(Exercise details) Find each line with "JSON" and copy it.

>> BEGIN

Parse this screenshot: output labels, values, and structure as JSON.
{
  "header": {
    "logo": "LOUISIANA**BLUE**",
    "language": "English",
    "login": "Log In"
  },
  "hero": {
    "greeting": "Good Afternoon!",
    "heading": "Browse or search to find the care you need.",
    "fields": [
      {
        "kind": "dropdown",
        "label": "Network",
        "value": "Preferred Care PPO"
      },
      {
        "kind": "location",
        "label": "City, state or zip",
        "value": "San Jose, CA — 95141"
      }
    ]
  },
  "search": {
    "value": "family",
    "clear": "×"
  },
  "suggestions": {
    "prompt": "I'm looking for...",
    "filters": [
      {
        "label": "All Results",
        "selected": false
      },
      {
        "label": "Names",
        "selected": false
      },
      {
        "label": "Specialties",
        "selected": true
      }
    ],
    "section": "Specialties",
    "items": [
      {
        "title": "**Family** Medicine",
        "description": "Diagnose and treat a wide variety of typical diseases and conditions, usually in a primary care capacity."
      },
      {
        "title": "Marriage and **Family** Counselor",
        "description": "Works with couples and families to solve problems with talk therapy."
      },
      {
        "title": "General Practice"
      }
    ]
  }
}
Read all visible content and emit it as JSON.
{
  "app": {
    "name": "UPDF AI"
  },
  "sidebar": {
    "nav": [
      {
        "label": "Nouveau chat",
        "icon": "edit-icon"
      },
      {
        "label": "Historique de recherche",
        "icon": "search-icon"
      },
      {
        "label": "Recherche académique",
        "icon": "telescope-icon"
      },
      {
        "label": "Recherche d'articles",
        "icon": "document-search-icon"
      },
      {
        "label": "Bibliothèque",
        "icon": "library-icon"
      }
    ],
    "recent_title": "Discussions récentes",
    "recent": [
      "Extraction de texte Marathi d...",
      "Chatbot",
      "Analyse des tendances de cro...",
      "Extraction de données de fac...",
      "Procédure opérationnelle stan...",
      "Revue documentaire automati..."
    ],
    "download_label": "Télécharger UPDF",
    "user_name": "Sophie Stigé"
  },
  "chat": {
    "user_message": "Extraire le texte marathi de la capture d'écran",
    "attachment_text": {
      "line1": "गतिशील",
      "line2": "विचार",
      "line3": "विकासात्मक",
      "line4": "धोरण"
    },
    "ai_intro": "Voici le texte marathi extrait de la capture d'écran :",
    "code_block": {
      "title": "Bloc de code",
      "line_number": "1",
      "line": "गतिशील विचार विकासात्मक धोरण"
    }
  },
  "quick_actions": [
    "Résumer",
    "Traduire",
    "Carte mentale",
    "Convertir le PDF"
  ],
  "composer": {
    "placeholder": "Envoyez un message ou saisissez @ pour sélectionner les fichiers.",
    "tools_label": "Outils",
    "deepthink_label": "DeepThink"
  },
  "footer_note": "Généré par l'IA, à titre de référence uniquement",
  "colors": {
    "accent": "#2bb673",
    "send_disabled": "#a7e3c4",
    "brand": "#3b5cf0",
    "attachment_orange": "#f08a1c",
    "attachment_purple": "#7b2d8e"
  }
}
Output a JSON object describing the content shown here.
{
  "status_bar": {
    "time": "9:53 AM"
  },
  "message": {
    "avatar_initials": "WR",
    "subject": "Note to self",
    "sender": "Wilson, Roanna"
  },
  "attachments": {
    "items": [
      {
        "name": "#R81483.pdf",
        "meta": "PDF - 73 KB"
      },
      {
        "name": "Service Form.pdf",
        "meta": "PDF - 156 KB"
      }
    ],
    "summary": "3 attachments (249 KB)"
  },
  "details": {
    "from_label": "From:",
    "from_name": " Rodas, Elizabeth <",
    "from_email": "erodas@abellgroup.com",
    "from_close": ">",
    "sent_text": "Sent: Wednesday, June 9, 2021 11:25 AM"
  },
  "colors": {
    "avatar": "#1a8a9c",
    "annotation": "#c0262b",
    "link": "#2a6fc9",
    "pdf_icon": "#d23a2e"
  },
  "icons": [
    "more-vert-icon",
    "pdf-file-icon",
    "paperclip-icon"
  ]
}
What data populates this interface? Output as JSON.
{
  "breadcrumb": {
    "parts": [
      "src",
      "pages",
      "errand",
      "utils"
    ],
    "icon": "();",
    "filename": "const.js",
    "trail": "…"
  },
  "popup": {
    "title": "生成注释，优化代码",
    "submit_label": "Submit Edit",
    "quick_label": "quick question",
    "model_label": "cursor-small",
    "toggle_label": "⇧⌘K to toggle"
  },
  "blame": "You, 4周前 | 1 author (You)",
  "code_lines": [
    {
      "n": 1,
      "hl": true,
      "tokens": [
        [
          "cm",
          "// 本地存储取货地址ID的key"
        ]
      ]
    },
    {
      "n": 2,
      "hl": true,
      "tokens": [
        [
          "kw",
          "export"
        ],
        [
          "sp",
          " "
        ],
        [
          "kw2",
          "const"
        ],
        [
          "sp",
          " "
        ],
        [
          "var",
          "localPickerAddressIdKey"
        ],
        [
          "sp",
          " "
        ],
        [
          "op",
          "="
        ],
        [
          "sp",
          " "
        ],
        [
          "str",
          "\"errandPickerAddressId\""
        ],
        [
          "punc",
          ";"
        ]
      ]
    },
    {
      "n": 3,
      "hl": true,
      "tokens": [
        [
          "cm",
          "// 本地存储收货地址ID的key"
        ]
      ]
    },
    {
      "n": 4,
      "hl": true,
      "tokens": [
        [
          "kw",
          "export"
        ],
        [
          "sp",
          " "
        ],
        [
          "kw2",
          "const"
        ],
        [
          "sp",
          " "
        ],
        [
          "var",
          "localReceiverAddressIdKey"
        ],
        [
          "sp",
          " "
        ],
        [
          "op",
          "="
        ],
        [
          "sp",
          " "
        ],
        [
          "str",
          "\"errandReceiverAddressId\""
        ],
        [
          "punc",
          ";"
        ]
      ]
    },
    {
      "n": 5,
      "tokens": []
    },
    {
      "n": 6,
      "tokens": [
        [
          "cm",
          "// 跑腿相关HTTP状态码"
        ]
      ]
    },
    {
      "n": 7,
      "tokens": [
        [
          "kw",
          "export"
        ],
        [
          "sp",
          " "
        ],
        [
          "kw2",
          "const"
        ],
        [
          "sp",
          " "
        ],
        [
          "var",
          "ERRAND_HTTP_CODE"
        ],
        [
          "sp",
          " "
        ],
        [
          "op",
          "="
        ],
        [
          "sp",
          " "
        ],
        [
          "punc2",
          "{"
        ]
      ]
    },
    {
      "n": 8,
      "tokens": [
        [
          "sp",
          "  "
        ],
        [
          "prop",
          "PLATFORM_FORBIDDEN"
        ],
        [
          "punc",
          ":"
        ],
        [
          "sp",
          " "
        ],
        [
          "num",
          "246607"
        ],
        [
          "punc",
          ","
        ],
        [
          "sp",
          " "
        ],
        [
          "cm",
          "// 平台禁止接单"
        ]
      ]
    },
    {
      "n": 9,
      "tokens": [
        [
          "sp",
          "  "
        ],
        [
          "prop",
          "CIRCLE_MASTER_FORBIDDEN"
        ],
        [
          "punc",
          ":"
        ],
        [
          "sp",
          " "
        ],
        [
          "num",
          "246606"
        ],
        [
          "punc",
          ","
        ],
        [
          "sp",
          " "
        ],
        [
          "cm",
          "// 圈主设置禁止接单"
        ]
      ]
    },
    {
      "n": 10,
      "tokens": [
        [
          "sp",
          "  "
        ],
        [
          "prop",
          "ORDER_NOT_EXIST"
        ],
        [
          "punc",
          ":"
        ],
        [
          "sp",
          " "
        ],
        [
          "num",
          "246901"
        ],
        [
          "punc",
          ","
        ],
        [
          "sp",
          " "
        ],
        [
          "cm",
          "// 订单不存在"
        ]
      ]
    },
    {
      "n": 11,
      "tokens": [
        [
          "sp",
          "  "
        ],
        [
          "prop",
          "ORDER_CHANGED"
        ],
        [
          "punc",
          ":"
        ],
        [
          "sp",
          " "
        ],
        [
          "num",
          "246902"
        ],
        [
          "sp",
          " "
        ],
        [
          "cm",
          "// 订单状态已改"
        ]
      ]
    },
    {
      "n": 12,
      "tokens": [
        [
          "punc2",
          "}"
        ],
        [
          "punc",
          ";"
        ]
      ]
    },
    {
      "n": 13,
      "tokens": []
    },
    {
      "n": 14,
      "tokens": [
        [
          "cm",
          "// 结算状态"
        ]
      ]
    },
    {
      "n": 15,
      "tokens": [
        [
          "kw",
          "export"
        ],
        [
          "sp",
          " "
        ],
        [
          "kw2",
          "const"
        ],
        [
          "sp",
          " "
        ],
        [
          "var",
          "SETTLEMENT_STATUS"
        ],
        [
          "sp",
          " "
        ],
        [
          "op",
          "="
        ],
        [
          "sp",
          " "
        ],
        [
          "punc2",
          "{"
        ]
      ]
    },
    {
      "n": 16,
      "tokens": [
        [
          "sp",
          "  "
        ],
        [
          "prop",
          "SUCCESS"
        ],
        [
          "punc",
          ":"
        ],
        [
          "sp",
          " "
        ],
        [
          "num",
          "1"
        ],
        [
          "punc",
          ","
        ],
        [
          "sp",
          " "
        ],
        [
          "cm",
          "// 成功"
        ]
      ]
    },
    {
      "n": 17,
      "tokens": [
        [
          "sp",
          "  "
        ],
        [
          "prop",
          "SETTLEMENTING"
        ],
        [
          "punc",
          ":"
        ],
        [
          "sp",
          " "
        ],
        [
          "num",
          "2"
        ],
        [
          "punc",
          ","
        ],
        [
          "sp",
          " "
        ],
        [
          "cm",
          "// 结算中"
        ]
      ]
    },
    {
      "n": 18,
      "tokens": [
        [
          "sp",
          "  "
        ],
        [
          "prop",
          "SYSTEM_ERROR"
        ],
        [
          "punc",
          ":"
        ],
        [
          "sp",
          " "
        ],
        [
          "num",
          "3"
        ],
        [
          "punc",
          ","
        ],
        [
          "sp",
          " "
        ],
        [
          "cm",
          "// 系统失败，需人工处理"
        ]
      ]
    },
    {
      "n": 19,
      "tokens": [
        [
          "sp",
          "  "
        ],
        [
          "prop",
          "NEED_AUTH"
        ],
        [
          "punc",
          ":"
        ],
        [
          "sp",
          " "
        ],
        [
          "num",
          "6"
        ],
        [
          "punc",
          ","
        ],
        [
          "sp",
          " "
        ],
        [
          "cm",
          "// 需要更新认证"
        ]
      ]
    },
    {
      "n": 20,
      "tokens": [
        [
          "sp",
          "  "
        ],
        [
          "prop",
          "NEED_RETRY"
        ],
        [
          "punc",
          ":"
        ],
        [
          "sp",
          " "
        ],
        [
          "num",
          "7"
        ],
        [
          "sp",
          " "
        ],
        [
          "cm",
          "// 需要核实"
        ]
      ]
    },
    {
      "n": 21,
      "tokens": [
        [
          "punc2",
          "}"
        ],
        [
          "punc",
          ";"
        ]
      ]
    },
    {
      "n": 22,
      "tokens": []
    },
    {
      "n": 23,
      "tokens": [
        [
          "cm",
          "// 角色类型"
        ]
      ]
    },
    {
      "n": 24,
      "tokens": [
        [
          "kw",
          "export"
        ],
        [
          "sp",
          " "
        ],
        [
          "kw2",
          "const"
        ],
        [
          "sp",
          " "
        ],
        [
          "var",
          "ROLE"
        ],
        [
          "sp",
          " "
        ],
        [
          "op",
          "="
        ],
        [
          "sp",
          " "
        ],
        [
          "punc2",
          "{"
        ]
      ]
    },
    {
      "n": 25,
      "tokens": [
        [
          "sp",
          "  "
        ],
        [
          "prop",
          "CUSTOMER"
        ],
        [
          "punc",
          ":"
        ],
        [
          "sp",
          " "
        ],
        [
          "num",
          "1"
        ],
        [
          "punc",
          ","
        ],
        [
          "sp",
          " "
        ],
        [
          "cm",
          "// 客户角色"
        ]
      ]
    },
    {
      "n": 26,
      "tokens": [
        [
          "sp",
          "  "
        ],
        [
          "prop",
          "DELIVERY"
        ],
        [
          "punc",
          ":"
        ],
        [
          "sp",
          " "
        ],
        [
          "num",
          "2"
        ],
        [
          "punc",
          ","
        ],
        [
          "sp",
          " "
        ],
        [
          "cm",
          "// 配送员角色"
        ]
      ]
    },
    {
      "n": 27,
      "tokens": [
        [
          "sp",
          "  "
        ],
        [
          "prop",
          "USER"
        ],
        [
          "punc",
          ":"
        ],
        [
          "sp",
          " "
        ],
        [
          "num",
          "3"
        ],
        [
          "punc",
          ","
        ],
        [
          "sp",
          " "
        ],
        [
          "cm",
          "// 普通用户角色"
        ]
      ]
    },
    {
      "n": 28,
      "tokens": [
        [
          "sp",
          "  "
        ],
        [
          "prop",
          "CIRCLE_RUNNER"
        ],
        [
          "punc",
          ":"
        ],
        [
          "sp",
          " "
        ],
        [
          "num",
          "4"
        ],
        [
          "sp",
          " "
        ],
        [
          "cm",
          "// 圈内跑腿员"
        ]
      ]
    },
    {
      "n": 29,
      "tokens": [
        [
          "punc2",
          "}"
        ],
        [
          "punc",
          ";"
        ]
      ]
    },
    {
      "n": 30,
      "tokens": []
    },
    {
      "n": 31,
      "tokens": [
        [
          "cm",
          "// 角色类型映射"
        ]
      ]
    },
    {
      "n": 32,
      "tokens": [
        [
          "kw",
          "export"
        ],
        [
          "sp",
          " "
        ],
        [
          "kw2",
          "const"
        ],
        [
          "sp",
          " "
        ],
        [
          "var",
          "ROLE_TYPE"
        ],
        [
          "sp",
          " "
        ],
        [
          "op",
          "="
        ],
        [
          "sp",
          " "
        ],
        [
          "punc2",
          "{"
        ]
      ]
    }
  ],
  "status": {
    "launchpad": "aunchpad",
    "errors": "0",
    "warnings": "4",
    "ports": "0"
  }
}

>> END

(Output for this task)
Parse this screenshot: output labels, values, and structure as JSON.
Read all visible content and emit it as JSON.
Output a JSON object describing the content shown here.
What data populates this interface? Output as JSON.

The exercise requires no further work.